PROMPT
Only the text is wanted; write out each record below exactly and exclude all pictures.

----- MATERIAL FOR THIS TASK

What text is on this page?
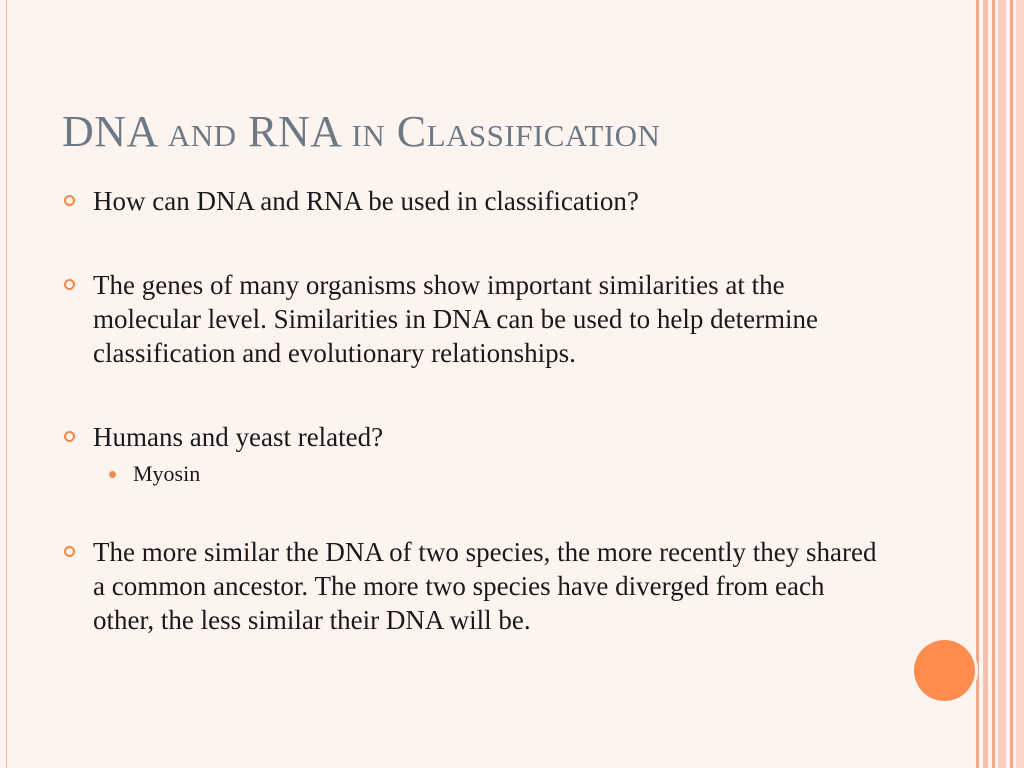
DNA and RNA in Classification
How can DNA and RNA be used in classification?
The genes of many organisms show important similarities at the molecular level. Similarities in DNA can be used to help determine classification and evolutionary relationships.
Humans and yeast related?
Myosin
The more similar the DNA of two species, the more recently they shared a common ancestor. The more two species have diverged from each other, the less similar their DNA will be.
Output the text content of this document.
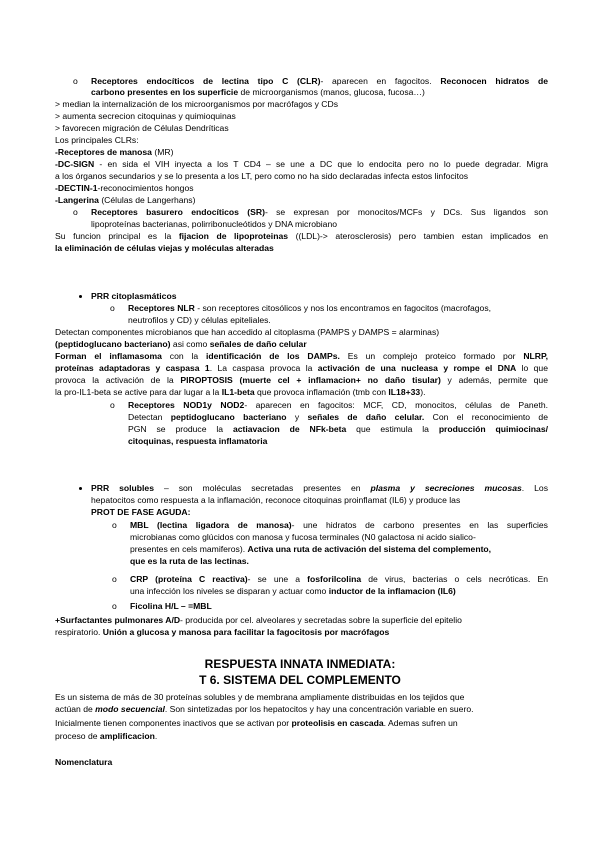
o Receptores endocíticos de lectina tipo C (CLR)- aparecen en fagocitos. Reconocen hidratos de
carbono presentes en los superficie de microorganismos (manos, glucosa, fucosa…)
> median la internalización de los microorganismos por macrófagos y CDs
> aumenta secrecion citoquinas y quimioquinas
> favorecen migración de Células Dendríticas
Los principales CLRs:
-Receptores de manosa (MR)
-DC-SIGN - en sida el VIH inyecta a los T CD4 – se une a DC que lo endocita pero no lo puede degradar. Migra
a los órganos secundarios y se lo presenta a los LT, pero como no ha sido declaradas infecta estos linfocitos
-DECTIN-1-reconocimientos hongos
-Langerina (Células de Langerhans)
o Receptores basurero endocíticos (SR)- se expresan por monocitos/MCFs y DCs. Sus ligandos son
lipoproteínas bacterianas, polirribonucleótidos y DNA microbiano
Su funcion principal es la fijacion de lipoproteinas ((LDL)-> aterosclerosis) pero tambien estan implicados en
la eliminación de células viejas y moléculas alteradas
PRR citoplasmáticos
o Receptores NLR - son receptores citosólicos y nos los encontramos en fagocitos (macrofagos,
neutrofilos y CD) y células epiteliales.
Detectan componentes microbianos que han accedido al citoplasma (PAMPS y DAMPS = alarminas)
(peptidoglucano bacteriano) asi como señales de daño celular
Forman el inflamasoma con la identificación de los DAMPs. Es un complejo proteico formado por NLRP,
proteínas adaptadoras y caspasa 1. La caspasa provoca la activación de una nucleasa y rompe el DNA lo que
provoca la activación de la PIROPTOSIS (muerte cel + inflamacion+ no daño tisular) y además, permite que
la pro-IL1-beta se active para dar lugar a la IL1-beta que provoca inflamación (tmb con IL18+33).
o Receptores NOD1y NOD2- aparecen en fagocitos: MCF, CD, monocitos, células de Paneth.
Detectan peptidoglucano bacteriano y señales de daño celular. Con el reconocimiento de
PGN se produce la actiavacion de NFk-beta que estimula la producción quimiocinas/
citoquinas, respuesta inflamatoria
PRR solubles – son moléculas secretadas presentes en plasma y secreciones mucosas. Los
hepatocitos como respuesta a la inflamación, reconoce citoquinas proinflamat (IL6) y produce las
PROT DE FASE AGUDA:
o MBL (lectina ligadora de manosa)- une hidratos de carbono presentes en las superficies
microbianas como glúcidos con manosa y fucosa terminales (N0 galactosa ni acido sialico-
presentes en cels mamiferos). Activa una ruta de activación del sistema del complemento,
que es la ruta de las lectinas.
o CRP (proteína C reactiva)- se une a fosforilcolina de virus, bacterias o cels necróticas. En
una infección los niveles se disparan y actuar como inductor de la inflamacion (IL6)
o Ficolina H/L – =MBL
+Surfactantes pulmonares A/D- producida por cel. alveolares y secretadas sobre la superficie del epitelio
respiratorio. Unión a glucosa y manosa para facilitar la fagocitosis por macrófagos
RESPUESTA INNATA INMEDIATA:
T 6. SISTEMA DEL COMPLEMENTO
Es un sistema de más de 30 proteínas solubles y de membrana ampliamente distribuidas en los tejidos que
actúan de modo secuencial. Son sintetizadas por los hepatocitos y hay una concentración variable en suero.
Inicialmente tienen componentes inactivos que se activan por proteolisis en cascada. Ademas sufren un
proceso de amplificacion.
Nomenclatura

----------

TASK ANSWER
What text is on this page?
DNA and RNA in Classification
How can DNA and RNA be used in classification?
The genes of many organisms show important similarities at the molecular level. Similarities in DNA can be used to help determine classification and evolutionary relationships.
Humans and yeast related?
Myosin
The more similar the DNA of two species, the more recently they shared a common ancestor. The more two species have diverged from each other, the less similar their DNA will be.
Output the text content of this document.
o Receptores endocíticos de lectina tipo C (CLR)- aparecen en fagocitos. Reconocen hidratos de
carbono presentes en los superficie de microorganismos (manos, glucosa, fucosa…)
> median la internalización de los microorganismos por macrófagos y CDs
> aumenta secrecion citoquinas y quimioquinas
> favorecen migración de Células Dendríticas
Los principales CLRs:
-Receptores de manosa (MR)
-DC-SIGN - en sida el VIH inyecta a los T CD4 – se une a DC que lo endocita pero no lo puede degradar. Migra
a los órganos secundarios y se lo presenta a los LT, pero como no ha sido declaradas infecta estos linfocitos
-DECTIN-1-reconocimientos hongos
-Langerina (Células de Langerhans)
o Receptores basurero endocíticos (SR)- se expresan por monocitos/MCFs y DCs. Sus ligandos son
lipoproteínas bacterianas, polirribonucleótidos y DNA microbiano
Su funcion principal es la fijacion de lipoproteinas ((LDL)-> aterosclerosis) pero tambien estan implicados en
la eliminación de células viejas y moléculas alteradas
PRR citoplasmáticos
o Receptores NLR - son receptores citosólicos y nos los encontramos en fagocitos (macrofagos,
neutrofilos y CD) y células epiteliales.
Detectan componentes microbianos que han accedido al citoplasma (PAMPS y DAMPS = alarminas)
(peptidoglucano bacteriano) asi como señales de daño celular
Forman el inflamasoma con la identificación de los DAMPs. Es un complejo proteico formado por NLRP,
proteínas adaptadoras y caspasa 1. La caspasa provoca la activación de una nucleasa y rompe el DNA lo que
provoca la activación de la PIROPTOSIS (muerte cel + inflamacion+ no daño tisular) y además, permite que
la pro-IL1-beta se active para dar lugar a la IL1-beta que provoca inflamación (tmb con IL18+33).
o Receptores NOD1y NOD2- aparecen en fagocitos: MCF, CD, monocitos, células de Paneth.
Detectan peptidoglucano bacteriano y señales de daño celular. Con el reconocimiento de
PGN se produce la actiavacion de NFk-beta que estimula la producción quimiocinas/
citoquinas, respuesta inflamatoria
PRR solubles – son moléculas secretadas presentes en plasma y secreciones mucosas. Los
hepatocitos como respuesta a la inflamación, reconoce citoquinas proinflamat (IL6) y produce las
PROT DE FASE AGUDA:
o MBL (lectina ligadora de manosa)- une hidratos de carbono presentes en las superficies
microbianas como glúcidos con manosa y fucosa terminales (N0 galactosa ni acido sialico-
presentes en cels mamiferos). Activa una ruta de activación del sistema del complemento,
que es la ruta de las lectinas.
o CRP (proteína C reactiva)- se une a fosforilcolina de virus, bacterias o cels necróticas. En
una infección los niveles se disparan y actuar como inductor de la inflamacion (IL6)
o Ficolina H/L – =MBL
+Surfactantes pulmonares A/D- producida por cel. alveolares y secretadas sobre la superficie del epitelio
respiratorio. Unión a glucosa y manosa para facilitar la fagocitosis por macrófagos
RESPUESTA INNATA INMEDIATA:
T 6. SISTEMA DEL COMPLEMENTO
Es un sistema de más de 30 proteínas solubles y de membrana ampliamente distribuidas en los tejidos que
actúan de modo secuencial. Son sintetizadas por los hepatocitos y hay una concentración variable en suero.
Inicialmente tienen componentes inactivos que se activan por proteolisis en cascada. Ademas sufren un
proceso de amplificacion.
Nomenclatura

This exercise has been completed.